To do >> List all the lines in these records that hold "Starting".

━━━ Raw data ━━━

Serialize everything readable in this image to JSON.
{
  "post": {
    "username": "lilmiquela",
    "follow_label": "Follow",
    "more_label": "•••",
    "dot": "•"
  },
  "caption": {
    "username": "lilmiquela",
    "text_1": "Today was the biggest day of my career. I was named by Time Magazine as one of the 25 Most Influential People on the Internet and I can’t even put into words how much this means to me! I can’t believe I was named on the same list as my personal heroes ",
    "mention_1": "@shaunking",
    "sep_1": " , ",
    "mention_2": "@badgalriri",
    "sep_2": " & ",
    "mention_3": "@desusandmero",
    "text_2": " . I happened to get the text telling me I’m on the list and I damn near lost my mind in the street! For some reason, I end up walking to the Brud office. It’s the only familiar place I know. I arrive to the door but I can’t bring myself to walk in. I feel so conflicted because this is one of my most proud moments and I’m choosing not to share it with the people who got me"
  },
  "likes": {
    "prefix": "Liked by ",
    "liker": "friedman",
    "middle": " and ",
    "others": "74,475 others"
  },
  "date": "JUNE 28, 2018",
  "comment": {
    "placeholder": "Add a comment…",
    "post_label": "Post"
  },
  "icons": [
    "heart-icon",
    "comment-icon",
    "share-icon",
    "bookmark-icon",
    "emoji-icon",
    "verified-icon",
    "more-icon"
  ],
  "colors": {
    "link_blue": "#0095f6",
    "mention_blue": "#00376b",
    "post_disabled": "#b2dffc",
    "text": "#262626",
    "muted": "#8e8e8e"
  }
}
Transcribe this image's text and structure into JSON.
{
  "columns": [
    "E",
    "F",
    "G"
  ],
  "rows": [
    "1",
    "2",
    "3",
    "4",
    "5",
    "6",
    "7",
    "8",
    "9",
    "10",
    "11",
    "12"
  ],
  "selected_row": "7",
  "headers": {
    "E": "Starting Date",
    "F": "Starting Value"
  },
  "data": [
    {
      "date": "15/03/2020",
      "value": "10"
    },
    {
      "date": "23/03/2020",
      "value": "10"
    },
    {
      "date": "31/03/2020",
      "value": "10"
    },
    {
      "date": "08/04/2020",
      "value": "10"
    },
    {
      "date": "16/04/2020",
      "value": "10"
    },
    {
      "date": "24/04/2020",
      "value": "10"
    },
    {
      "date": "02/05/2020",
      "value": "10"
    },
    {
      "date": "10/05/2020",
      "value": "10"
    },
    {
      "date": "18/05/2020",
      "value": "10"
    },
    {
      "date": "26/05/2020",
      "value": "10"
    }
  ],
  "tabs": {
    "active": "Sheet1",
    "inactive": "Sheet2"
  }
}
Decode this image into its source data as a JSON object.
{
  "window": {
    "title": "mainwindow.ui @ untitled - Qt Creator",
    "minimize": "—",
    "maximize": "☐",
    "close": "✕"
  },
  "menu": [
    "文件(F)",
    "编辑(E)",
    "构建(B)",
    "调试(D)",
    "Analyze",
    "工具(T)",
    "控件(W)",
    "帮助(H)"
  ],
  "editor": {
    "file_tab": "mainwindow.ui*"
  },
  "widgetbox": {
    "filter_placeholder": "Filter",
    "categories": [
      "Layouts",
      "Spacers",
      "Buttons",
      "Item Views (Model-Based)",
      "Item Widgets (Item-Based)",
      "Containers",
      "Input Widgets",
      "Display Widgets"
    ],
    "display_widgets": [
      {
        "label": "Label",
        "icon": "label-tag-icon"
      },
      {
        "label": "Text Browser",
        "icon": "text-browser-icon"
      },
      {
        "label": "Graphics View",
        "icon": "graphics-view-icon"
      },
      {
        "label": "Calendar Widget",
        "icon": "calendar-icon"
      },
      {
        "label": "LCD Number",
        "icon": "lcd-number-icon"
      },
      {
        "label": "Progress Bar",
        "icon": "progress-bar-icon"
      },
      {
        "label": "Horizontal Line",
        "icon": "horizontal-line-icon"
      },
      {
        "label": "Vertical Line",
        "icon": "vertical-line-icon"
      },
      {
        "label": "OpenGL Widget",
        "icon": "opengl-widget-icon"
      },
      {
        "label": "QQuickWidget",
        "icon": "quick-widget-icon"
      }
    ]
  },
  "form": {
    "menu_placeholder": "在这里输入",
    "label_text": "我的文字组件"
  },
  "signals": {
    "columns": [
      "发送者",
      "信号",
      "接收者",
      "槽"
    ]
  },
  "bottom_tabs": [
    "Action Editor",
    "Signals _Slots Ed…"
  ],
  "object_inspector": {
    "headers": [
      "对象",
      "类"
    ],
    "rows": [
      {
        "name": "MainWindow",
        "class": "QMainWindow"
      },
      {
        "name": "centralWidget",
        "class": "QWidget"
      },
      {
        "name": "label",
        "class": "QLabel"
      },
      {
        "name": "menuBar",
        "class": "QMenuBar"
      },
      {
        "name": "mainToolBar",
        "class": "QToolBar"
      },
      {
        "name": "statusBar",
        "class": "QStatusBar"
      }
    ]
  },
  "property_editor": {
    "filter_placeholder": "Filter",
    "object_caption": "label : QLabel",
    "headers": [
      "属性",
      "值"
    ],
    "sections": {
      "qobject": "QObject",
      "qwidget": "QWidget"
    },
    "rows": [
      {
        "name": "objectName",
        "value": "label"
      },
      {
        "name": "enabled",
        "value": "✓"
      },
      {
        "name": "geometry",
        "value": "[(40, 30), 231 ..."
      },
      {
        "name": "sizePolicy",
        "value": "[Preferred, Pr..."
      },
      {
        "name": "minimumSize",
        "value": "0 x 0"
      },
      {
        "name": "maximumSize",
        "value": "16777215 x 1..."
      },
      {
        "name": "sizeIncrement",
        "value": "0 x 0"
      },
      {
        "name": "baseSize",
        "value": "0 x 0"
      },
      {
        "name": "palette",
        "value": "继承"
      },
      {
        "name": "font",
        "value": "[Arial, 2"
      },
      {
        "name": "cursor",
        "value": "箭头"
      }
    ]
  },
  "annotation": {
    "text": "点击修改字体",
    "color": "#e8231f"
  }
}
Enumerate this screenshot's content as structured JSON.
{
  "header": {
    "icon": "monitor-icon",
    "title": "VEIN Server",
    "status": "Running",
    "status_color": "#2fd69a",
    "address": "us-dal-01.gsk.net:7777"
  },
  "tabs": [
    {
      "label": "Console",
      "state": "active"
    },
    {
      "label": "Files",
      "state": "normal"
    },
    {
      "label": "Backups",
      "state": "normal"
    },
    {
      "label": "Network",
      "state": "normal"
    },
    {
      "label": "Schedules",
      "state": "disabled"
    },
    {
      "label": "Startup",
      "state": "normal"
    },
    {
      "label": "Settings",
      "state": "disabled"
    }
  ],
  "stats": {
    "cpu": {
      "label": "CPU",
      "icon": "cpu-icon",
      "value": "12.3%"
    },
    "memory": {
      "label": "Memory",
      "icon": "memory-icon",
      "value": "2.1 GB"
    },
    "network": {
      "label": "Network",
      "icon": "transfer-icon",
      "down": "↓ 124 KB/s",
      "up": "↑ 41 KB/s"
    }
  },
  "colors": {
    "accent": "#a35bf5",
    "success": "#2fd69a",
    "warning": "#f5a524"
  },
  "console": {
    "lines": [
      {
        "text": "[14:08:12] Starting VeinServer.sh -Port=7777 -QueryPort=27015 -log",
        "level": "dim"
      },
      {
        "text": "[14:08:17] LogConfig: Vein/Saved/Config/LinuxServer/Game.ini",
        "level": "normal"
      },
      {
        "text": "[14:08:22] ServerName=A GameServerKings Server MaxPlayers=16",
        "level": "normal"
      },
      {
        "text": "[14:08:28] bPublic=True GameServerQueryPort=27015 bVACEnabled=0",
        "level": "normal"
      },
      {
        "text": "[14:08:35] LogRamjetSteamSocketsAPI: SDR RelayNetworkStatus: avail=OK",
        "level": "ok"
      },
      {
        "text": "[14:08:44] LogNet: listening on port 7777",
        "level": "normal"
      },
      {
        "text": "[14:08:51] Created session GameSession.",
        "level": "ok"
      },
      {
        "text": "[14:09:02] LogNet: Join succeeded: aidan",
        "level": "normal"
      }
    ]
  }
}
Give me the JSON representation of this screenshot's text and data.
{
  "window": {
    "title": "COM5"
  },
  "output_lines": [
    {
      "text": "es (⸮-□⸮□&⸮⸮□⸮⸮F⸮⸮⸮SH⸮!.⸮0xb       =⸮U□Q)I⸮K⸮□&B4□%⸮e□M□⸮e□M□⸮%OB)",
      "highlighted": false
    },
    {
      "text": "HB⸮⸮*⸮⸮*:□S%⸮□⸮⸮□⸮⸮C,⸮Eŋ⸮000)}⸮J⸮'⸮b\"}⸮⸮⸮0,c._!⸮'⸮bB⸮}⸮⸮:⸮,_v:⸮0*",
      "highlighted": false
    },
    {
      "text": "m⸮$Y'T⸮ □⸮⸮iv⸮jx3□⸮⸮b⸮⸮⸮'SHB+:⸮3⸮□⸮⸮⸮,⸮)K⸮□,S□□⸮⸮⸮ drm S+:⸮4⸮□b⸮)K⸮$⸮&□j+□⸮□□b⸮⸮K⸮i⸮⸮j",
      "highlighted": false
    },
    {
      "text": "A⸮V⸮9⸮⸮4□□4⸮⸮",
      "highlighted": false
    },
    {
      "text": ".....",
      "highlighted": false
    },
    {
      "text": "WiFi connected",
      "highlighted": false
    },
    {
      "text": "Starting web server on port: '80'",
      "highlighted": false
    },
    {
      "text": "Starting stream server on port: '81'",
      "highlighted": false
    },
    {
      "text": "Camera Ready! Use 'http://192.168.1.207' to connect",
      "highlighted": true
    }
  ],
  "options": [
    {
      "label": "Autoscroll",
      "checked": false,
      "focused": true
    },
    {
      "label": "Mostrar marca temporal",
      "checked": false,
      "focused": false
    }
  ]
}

━━━

Output of the task >>
    "E": "Starting Date",
    "F": "Starting Value"
        "text": "[14:08:12] Starting VeinServer.sh -Port=7777 -QueryPort=27015 -log",
      "text": "Starting web server on port: '80'",
      "text": "Starting stream server on port: '81'",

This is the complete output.